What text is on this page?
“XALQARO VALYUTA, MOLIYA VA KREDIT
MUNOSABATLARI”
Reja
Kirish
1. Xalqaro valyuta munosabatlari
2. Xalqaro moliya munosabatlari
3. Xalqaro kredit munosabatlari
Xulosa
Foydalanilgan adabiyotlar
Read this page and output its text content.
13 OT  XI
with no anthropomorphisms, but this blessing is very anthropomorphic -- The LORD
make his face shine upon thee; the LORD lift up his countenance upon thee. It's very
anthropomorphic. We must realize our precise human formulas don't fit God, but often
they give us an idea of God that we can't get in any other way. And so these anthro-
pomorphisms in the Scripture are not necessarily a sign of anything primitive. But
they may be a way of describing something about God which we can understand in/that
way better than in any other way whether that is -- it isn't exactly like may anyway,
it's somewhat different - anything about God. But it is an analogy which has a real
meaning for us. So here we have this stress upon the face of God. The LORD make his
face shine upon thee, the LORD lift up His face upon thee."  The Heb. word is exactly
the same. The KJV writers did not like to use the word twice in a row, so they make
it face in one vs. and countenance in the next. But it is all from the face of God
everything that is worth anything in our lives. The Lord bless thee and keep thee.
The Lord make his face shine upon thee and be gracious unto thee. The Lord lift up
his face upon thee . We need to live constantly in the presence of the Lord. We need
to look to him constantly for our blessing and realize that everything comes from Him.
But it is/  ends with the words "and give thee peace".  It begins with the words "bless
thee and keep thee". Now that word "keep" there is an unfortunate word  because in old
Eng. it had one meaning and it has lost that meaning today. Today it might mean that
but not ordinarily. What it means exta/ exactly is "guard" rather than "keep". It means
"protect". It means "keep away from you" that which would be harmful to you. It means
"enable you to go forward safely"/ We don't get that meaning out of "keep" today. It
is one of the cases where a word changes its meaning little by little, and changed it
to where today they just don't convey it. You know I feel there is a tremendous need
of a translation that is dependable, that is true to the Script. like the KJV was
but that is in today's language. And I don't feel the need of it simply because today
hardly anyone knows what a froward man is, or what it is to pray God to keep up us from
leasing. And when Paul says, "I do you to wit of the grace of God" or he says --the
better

==============================

▶ [Instructions for the task]: Pull out every line of the records that includes the string "like".

▶ [Written solution]:
way better than in any other way whether that is -- it isn't exactly like may anyway,
the same. The KJV writers did not like to use the word twice in a row, so they make
of a translation that is dependable, that is true to the Script. like the KJV was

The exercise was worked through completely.